**JOB**
Search the data below for the string "this". Extract every line that contains it.

--- START DATA ENTRIES ---

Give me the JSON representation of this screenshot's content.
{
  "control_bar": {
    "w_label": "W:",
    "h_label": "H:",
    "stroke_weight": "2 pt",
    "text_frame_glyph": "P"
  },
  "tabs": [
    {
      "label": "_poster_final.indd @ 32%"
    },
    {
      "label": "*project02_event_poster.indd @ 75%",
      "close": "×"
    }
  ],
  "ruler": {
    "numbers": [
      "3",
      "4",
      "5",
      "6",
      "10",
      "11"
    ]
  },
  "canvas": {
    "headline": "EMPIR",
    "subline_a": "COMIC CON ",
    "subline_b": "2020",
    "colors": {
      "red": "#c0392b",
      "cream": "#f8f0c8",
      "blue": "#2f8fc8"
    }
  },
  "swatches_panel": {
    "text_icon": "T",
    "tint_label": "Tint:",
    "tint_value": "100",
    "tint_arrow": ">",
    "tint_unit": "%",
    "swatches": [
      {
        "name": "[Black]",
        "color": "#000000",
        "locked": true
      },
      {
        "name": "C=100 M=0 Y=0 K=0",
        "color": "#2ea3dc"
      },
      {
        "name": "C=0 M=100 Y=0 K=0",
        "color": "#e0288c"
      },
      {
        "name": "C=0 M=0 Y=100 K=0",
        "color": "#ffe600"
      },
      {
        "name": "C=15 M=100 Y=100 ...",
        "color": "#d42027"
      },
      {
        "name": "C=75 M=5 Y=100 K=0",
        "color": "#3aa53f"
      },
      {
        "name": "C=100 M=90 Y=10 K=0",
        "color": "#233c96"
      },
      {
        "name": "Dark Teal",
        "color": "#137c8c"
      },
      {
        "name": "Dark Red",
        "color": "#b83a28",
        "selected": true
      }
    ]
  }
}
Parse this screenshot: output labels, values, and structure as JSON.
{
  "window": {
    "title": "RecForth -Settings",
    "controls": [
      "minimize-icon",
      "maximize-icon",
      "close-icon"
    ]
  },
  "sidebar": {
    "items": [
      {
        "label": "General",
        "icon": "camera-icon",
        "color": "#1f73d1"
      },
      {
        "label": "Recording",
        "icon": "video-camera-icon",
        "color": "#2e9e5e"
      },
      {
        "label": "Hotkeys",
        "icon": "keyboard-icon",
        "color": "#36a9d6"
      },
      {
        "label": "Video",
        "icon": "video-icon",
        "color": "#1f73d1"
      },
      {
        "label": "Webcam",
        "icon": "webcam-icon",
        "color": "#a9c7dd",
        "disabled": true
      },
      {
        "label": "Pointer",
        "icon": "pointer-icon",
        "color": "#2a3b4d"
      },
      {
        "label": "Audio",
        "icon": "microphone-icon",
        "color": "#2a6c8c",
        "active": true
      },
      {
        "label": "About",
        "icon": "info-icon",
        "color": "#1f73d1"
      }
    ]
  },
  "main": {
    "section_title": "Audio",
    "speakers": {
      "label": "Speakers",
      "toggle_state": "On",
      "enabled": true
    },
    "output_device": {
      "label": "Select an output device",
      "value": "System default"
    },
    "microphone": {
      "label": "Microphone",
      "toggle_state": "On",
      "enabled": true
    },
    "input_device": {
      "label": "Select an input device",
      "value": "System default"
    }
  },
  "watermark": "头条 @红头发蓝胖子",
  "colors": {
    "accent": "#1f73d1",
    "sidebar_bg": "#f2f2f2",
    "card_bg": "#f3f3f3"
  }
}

--- END DATA ENTRIES ---

**RESPONSE TO THE TASK**
Give me the JSON representation of this screenshot's content.
Parse this screenshot: output labels, values, and structure as JSON.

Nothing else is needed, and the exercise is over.